▶ [Given data]
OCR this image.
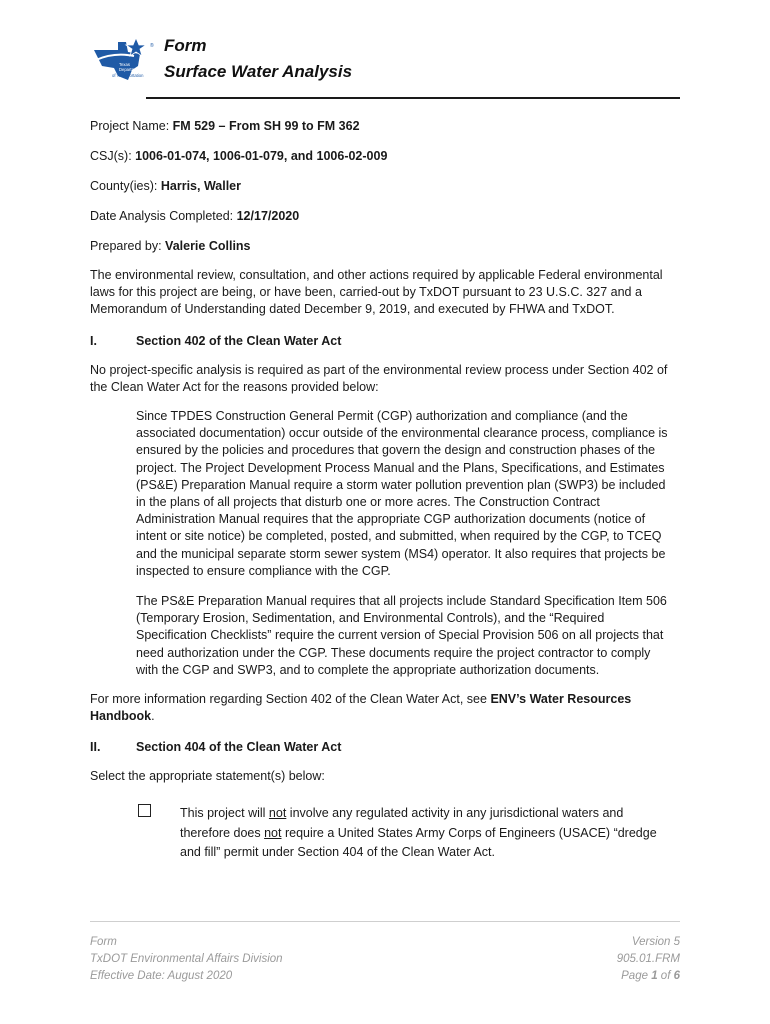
®
Texas
Department
of Transportation
Form
Surface Water Analysis
Project Name: FM 529 – From SH 99 to FM 362
CSJ(s): 1006-01-074, 1006-01-079, and 1006-02-009
County(ies): Harris, Waller
Date Analysis Completed: 12/17/2020
Prepared by: Valerie Collins
The environmental review, consultation, and other actions required by applicable Federal environmental laws for this project are being, or have been, carried-out by TxDOT pursuant to 23 U.S.C. 327 and a Memorandum of Understanding dated December 9, 2019, and executed by FHWA and TxDOT.
I.	Section 402 of the Clean Water Act
No project-specific analysis is required as part of the environmental review process under Section 402 of the Clean Water Act for the reasons provided below:
Since TPDES Construction General Permit (CGP) authorization and compliance (and the associated documentation) occur outside of the environmental clearance process, compliance is ensured by the policies and procedures that govern the design and construction phases of the project. The Project Development Process Manual and the Plans, Specifications, and Estimates (PS&E) Preparation Manual require a storm water pollution prevention plan (SWP3) be included in the plans of all projects that disturb one or more acres. The Construction Contract Administration Manual requires that the appropriate CGP authorization documents (notice of intent or site notice) be completed, posted, and submitted, when required by the CGP, to TCEQ and the municipal separate storm sewer system (MS4) operator. It also requires that projects be inspected to ensure compliance with the CGP.
The PS&E Preparation Manual requires that all projects include Standard Specification Item 506 (Temporary Erosion, Sedimentation, and Environmental Controls), and the “Required Specification Checklists” require the current version of Special Provision 506 on all projects that need authorization under the CGP. These documents require the project contractor to comply with the CGP and SWP3, and to complete the appropriate authorization documents.
For more information regarding Section 402 of the Clean Water Act, see ENV’s Water Resources Handbook.
II.	Section 404 of the Clean Water Act
Select the appropriate statement(s) below:
This project will not involve any regulated activity in any jurisdictional waters and therefore does not require a United States Army Corps of Engineers (USACE) “dredge and fill” permit under Section 404 of the Clean Water Act.
Form
TxDOT Environmental Affairs Division
Effective Date: August 2020
Version 5
905.01.FRM
Page 1 of 6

▶ [Task brief]
Take every line from the records above that has the word "below" and copy it.

▶ [Answer in full]
No project-specific analysis is required as part of the environmental review process under Section 402 of the Clean Water Act for the reasons provided below:
Select the appropriate statement(s) below:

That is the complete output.